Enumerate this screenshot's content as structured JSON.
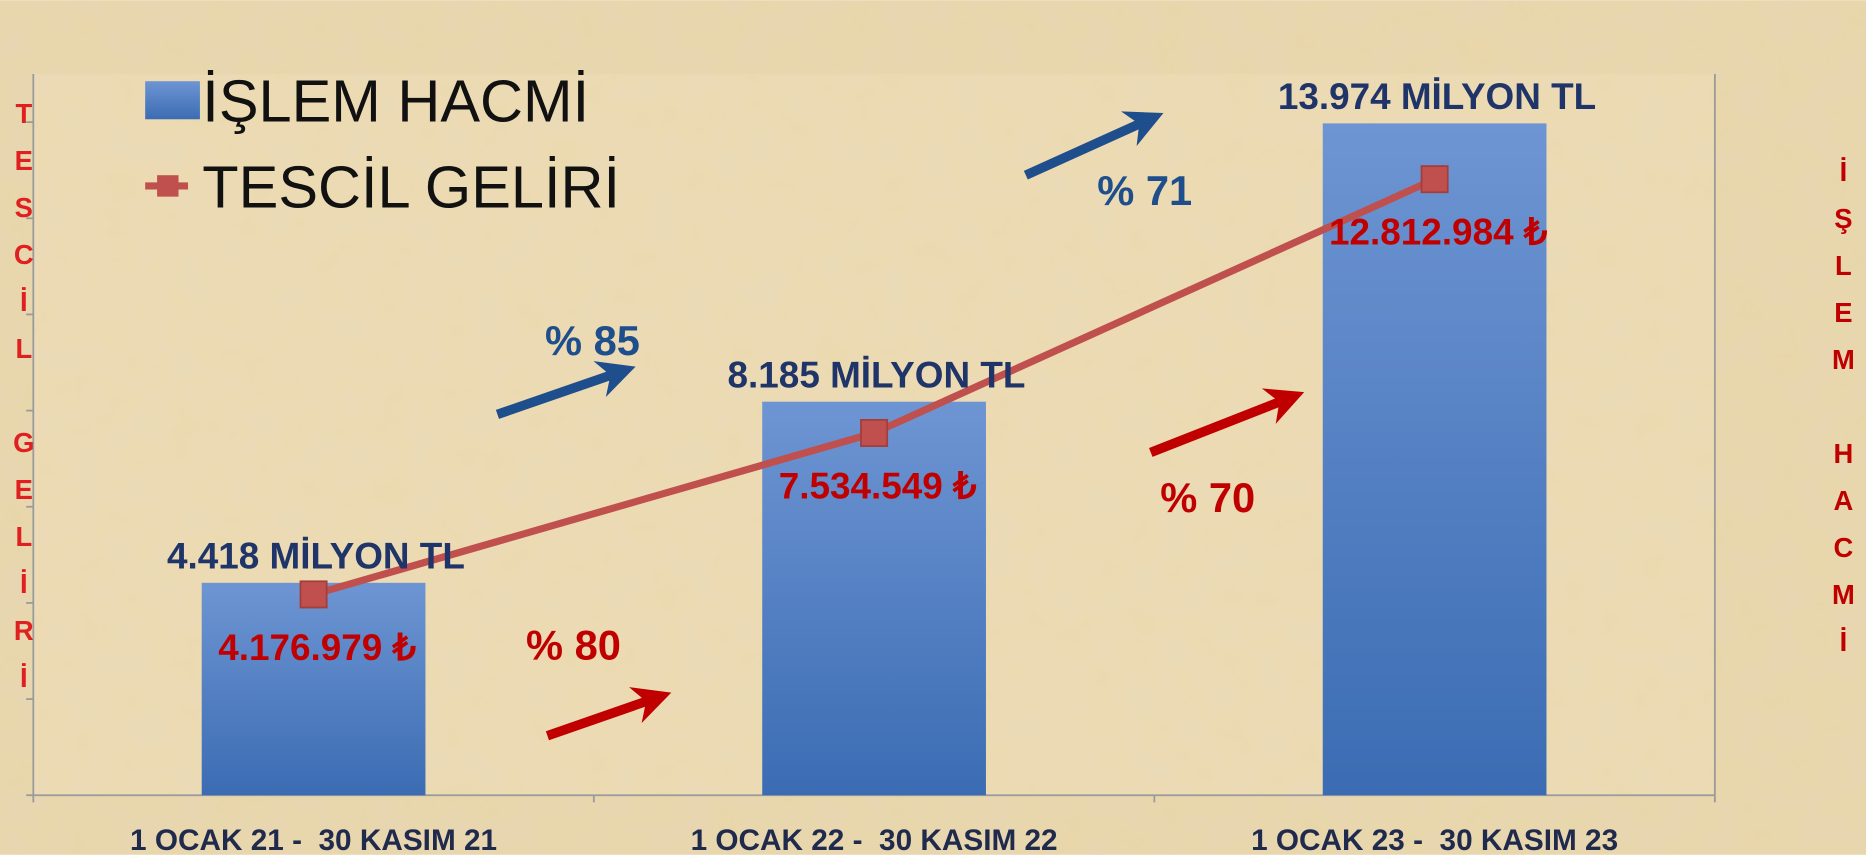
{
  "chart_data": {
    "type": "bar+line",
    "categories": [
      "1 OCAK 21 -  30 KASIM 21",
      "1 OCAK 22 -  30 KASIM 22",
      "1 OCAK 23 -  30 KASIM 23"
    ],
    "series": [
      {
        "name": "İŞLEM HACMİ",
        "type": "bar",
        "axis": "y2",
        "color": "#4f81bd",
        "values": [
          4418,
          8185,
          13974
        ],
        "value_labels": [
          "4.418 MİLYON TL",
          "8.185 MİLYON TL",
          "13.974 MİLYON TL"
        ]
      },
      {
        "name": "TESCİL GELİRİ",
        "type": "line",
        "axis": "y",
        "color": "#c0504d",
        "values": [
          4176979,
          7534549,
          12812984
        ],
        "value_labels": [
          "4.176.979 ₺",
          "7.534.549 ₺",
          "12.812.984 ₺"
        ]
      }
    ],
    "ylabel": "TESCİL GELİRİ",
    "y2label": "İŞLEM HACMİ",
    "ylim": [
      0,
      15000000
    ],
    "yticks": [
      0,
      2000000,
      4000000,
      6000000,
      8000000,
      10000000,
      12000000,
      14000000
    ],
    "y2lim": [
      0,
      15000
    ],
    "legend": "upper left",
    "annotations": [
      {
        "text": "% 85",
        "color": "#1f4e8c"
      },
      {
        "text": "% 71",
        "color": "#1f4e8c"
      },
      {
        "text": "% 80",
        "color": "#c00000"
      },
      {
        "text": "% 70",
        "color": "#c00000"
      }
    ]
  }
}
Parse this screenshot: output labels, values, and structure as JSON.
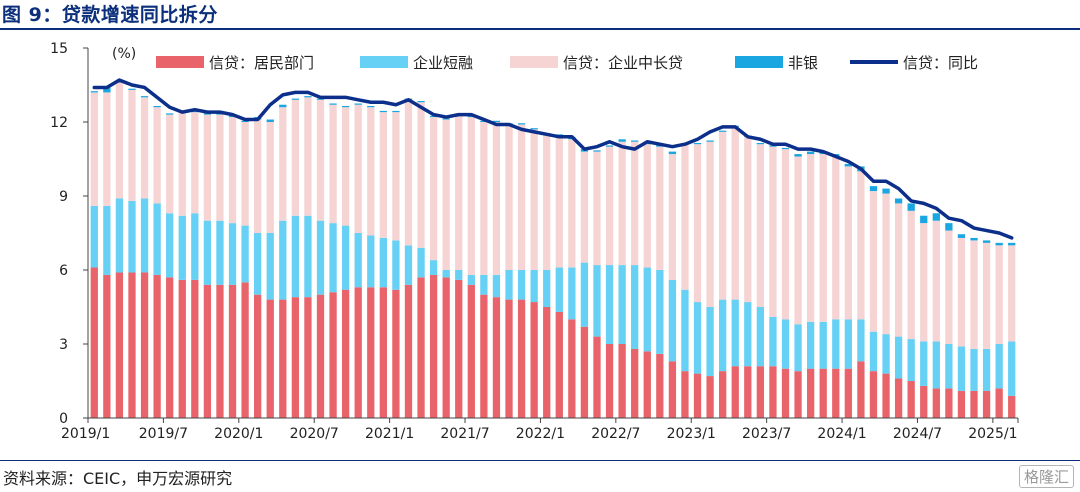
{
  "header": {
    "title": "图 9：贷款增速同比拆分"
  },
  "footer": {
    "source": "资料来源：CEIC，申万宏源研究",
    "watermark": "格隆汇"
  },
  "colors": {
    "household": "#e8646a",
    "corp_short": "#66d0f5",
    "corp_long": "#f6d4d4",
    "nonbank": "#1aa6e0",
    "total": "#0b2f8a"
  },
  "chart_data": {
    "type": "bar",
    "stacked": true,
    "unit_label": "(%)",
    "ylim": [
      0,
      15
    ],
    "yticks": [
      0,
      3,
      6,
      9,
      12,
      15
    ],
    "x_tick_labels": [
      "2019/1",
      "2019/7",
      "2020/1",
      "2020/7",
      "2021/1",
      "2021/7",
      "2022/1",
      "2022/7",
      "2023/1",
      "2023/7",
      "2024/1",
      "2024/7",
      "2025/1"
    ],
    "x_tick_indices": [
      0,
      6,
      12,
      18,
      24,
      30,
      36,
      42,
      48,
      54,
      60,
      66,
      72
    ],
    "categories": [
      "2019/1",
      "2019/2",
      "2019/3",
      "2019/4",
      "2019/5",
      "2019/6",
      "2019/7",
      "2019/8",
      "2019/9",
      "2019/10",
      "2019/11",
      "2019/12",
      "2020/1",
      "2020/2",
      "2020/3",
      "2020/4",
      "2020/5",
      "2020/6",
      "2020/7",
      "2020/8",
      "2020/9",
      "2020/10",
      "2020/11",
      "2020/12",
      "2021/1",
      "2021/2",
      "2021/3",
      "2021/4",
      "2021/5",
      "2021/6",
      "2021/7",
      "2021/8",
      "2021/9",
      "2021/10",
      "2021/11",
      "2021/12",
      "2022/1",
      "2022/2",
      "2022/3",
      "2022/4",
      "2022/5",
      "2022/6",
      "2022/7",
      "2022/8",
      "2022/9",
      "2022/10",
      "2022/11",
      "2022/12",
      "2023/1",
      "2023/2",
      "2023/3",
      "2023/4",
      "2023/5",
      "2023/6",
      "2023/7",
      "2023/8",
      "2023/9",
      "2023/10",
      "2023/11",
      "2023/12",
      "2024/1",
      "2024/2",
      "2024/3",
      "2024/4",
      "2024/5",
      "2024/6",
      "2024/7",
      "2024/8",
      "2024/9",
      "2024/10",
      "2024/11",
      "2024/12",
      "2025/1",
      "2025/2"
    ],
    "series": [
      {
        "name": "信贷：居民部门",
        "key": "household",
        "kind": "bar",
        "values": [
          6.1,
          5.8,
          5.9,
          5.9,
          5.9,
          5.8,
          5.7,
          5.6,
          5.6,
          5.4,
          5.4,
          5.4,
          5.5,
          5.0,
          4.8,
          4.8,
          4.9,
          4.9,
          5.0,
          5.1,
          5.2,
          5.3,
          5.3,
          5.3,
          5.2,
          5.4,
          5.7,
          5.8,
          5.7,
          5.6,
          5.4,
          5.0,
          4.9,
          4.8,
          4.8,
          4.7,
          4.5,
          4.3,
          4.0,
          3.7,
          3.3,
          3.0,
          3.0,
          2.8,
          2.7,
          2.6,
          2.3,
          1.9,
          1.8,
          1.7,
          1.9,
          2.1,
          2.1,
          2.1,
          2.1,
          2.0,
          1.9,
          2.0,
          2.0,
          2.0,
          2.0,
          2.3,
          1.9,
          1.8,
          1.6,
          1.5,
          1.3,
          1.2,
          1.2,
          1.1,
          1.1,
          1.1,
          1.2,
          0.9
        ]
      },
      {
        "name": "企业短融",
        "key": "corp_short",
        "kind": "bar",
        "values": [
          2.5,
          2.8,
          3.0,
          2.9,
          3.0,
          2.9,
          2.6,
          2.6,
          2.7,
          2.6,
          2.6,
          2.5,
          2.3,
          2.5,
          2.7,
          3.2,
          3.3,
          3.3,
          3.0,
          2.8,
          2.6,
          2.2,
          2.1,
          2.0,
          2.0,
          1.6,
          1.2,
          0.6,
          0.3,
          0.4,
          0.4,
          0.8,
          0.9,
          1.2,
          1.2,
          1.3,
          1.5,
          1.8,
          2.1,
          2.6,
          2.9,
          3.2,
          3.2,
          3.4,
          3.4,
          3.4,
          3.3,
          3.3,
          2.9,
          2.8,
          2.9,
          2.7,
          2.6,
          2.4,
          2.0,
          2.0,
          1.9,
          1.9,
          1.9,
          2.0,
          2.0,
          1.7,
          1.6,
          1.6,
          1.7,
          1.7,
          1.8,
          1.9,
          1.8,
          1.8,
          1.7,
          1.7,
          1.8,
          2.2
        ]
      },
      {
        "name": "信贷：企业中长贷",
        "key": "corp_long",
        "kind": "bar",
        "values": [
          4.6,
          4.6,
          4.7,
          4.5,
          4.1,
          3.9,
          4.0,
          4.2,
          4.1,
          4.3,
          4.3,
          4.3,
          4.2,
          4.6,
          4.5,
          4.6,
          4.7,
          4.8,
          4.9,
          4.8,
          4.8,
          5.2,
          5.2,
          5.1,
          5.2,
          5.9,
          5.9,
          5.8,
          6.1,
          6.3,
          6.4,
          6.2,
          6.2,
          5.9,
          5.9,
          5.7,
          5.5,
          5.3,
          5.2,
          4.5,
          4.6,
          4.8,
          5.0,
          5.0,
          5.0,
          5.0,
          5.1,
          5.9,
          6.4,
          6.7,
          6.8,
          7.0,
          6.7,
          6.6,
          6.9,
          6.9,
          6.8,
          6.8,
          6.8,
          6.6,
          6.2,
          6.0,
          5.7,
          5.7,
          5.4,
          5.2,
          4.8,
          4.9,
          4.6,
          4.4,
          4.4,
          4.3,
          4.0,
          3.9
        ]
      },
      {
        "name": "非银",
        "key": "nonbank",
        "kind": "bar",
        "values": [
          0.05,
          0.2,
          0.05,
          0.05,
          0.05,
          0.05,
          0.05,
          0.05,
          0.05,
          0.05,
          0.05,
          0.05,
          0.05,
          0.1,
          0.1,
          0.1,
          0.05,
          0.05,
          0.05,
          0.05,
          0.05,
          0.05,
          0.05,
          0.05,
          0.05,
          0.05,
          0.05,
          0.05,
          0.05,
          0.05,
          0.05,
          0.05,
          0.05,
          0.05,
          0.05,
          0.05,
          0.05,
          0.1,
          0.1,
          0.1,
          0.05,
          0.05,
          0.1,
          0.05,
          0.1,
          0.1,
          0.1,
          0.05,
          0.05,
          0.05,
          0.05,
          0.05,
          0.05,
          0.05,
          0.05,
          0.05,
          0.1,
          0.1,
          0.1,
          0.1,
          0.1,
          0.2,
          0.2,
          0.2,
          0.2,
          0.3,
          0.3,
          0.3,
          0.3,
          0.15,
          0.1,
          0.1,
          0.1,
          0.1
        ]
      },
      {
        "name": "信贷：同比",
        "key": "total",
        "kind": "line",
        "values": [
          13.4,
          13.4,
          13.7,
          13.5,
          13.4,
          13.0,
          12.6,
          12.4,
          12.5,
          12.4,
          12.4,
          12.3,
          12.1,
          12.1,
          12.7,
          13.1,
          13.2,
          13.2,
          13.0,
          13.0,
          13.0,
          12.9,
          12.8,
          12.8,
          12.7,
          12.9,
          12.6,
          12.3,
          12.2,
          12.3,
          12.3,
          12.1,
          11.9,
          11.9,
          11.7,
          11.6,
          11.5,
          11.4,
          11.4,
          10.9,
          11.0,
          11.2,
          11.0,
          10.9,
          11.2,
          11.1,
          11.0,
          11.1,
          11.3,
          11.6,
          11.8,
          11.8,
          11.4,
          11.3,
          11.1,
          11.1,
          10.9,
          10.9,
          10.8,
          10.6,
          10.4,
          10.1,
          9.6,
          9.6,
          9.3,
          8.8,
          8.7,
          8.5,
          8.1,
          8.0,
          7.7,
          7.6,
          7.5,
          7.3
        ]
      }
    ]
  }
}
━━━━━━━━━━━━━━━━━━━━
Filter the entries above down to the lines containing the word "this".

Enumerate this screenshot's content as structured JSON.
Parse this screenshot: output labels, values, and structure as JSON.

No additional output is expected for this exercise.